▶ _TASK INSTRUCTIONS_
Go through the material and tally the lines containing the string "object". Give the total alone.
-- begin DATA SUPPLIED --
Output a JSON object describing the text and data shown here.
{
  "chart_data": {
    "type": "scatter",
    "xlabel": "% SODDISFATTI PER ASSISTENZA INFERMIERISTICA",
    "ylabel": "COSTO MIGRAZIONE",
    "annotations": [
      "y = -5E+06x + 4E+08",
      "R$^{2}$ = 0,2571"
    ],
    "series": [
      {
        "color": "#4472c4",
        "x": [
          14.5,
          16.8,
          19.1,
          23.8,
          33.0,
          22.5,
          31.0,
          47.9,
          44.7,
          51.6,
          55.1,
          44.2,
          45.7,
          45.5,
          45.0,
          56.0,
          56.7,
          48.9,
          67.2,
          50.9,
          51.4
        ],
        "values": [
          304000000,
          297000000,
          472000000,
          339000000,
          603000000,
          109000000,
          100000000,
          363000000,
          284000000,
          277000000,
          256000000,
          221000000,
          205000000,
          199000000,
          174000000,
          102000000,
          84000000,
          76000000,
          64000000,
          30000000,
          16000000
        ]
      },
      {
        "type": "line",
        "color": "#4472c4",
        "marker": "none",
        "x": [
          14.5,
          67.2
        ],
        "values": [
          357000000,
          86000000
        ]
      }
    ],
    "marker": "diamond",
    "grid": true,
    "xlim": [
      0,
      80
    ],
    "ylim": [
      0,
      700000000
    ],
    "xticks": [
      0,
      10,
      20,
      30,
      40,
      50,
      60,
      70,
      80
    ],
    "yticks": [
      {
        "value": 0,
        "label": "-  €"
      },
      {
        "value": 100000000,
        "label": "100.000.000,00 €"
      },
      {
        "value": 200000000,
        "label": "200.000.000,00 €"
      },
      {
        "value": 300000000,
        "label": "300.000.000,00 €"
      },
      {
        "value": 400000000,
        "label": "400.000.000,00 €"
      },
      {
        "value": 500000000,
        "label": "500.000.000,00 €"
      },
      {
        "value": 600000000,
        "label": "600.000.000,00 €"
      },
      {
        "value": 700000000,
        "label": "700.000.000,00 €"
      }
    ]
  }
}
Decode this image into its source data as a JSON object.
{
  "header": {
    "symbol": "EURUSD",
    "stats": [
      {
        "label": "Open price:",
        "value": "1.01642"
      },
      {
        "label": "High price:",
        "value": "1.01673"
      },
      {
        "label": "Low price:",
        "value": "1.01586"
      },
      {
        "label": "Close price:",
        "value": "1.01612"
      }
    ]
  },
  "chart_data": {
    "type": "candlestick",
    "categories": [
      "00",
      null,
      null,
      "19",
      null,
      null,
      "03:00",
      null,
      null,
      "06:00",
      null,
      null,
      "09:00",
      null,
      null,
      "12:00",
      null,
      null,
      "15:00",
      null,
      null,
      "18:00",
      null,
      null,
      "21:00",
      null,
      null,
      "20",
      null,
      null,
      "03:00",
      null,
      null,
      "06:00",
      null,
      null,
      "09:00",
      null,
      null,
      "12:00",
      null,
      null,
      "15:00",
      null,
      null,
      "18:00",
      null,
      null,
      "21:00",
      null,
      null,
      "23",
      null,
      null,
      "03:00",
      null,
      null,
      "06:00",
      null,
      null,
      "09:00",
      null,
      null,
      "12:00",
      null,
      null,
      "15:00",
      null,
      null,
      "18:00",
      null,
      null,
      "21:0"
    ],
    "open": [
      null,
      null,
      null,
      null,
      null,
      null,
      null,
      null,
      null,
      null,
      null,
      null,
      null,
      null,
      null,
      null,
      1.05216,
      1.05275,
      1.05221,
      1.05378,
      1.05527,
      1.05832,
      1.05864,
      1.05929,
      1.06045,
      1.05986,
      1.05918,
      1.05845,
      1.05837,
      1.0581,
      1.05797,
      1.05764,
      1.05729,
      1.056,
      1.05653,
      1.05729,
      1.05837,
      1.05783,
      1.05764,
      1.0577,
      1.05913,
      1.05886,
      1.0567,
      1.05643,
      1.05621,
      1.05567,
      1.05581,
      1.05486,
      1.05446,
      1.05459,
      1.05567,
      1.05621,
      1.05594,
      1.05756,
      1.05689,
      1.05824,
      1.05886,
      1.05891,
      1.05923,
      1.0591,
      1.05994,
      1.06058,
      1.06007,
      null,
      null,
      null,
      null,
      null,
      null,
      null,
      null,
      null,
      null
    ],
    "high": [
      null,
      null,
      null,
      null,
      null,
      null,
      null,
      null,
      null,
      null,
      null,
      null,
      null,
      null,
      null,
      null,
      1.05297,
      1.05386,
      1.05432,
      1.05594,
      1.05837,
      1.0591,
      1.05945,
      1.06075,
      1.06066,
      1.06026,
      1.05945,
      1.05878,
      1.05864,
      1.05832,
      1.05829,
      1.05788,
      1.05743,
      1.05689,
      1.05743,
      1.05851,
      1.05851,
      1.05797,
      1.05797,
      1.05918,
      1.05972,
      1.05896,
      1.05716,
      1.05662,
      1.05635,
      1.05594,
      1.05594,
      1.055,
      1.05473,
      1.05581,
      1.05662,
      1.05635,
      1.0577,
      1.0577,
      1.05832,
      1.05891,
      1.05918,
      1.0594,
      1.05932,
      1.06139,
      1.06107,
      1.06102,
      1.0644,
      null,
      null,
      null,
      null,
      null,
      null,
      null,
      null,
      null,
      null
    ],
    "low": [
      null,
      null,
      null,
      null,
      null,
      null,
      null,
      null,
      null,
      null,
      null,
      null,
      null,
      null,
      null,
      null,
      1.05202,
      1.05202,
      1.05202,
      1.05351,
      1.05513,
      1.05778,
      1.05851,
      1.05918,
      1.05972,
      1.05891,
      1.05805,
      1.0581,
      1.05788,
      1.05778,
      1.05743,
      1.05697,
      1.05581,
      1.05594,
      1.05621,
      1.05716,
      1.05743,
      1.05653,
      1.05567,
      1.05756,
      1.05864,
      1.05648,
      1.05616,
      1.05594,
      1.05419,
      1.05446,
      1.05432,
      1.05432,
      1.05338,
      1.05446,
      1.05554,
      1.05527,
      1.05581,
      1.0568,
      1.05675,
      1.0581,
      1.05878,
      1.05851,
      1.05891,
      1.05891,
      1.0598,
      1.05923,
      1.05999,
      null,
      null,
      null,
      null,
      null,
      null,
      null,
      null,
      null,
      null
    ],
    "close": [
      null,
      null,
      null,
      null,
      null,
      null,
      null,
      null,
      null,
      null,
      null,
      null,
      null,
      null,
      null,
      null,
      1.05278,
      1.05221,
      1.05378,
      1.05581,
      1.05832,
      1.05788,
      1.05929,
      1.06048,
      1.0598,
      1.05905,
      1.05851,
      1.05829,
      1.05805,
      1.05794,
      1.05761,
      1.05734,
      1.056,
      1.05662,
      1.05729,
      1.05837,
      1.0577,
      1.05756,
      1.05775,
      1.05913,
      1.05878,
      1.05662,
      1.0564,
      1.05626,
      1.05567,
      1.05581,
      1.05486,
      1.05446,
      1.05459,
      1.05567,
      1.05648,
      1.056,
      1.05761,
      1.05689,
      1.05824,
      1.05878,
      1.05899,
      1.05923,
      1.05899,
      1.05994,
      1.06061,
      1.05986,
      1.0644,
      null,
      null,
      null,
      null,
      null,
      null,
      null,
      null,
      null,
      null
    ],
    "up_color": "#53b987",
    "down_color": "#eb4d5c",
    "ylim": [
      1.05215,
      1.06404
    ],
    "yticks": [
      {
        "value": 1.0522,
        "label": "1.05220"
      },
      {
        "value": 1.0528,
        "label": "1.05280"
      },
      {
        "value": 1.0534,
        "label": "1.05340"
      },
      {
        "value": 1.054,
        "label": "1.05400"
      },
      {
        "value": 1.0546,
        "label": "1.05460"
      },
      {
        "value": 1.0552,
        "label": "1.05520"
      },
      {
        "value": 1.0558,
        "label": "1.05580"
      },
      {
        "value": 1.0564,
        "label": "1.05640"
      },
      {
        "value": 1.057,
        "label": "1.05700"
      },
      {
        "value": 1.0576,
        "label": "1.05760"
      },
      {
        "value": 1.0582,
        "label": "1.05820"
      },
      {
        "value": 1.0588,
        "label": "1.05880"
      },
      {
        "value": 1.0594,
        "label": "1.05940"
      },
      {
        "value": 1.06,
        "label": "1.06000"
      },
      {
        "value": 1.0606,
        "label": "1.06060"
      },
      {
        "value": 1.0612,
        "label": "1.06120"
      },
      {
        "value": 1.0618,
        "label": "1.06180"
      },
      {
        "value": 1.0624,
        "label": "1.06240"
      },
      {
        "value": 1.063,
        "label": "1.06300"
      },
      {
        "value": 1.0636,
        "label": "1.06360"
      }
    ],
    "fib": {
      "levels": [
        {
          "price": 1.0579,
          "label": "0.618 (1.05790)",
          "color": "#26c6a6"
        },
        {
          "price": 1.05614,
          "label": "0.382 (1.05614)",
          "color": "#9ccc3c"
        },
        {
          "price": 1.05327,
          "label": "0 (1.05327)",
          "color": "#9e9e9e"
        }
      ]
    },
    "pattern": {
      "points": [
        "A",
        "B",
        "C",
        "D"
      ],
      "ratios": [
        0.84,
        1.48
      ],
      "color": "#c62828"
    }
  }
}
-- end DATA SUPPLIED --
▶ _OUTPUT OF THE EXERCISE_
2